**Data tied to figure images:**
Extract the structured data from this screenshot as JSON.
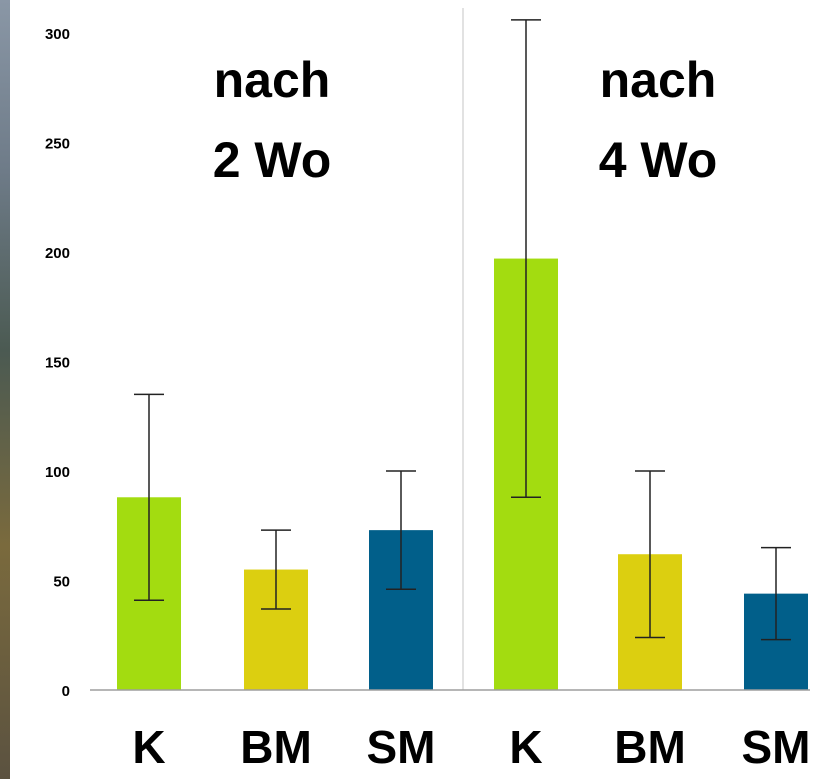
{
  "chart_data": {
    "type": "bar",
    "title": "",
    "xlabel": "",
    "ylabel": "",
    "ylim": [
      0,
      300
    ],
    "y_ticks": [
      "0",
      "50",
      "100",
      "150",
      "200",
      "250",
      "300"
    ],
    "grid": false,
    "groups": [
      {
        "title_lines": [
          "nach",
          "2 Wo"
        ],
        "bars": [
          {
            "category": "K",
            "value": 88,
            "err_low": 41,
            "err_high": 135,
            "color": "#a3dc10"
          },
          {
            "category": "BM",
            "value": 55,
            "err_low": 37,
            "err_high": 73,
            "color": "#dccf10"
          },
          {
            "category": "SM",
            "value": 73,
            "err_low": 46,
            "err_high": 100,
            "color": "#015f8a"
          }
        ]
      },
      {
        "title_lines": [
          "nach",
          "4 Wo"
        ],
        "bars": [
          {
            "category": "K",
            "value": 197,
            "err_low": 88,
            "err_high": 306,
            "color": "#a3dc10"
          },
          {
            "category": "BM",
            "value": 62,
            "err_low": 24,
            "err_high": 100,
            "color": "#dccf10"
          },
          {
            "category": "SM",
            "value": 44,
            "err_low": 23,
            "err_high": 65,
            "color": "#015f8a"
          }
        ]
      }
    ]
  }
}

**What you are asked to do:**
Take the listing and print it again exactly, but without any pictures.

**Solution to the problem:**
Extract the structured data from this screenshot as JSON.
{
  "chart_data": {
    "type": "bar",
    "title": "",
    "xlabel": "",
    "ylabel": "",
    "ylim": [
      0,
      300
    ],
    "y_ticks": [
      "0",
      "50",
      "100",
      "150",
      "200",
      "250",
      "300"
    ],
    "grid": false,
    "groups": [
      {
        "title_lines": [
          "nach",
          "2 Wo"
        ],
        "bars": [
          {
            "category": "K",
            "value": 88,
            "err_low": 41,
            "err_high": 135,
            "color": "#a3dc10"
          },
          {
            "category": "BM",
            "value": 55,
            "err_low": 37,
            "err_high": 73,
            "color": "#dccf10"
          },
          {
            "category": "SM",
            "value": 73,
            "err_low": 46,
            "err_high": 100,
            "color": "#015f8a"
          }
        ]
      },
      {
        "title_lines": [
          "nach",
          "4 Wo"
        ],
        "bars": [
          {
            "category": "K",
            "value": 197,
            "err_low": 88,
            "err_high": 306,
            "color": "#a3dc10"
          },
          {
            "category": "BM",
            "value": 62,
            "err_low": 24,
            "err_high": 100,
            "color": "#dccf10"
          },
          {
            "category": "SM",
            "value": 44,
            "err_low": 23,
            "err_high": 65,
            "color": "#015f8a"
          }
        ]
      }
    ]
  }
}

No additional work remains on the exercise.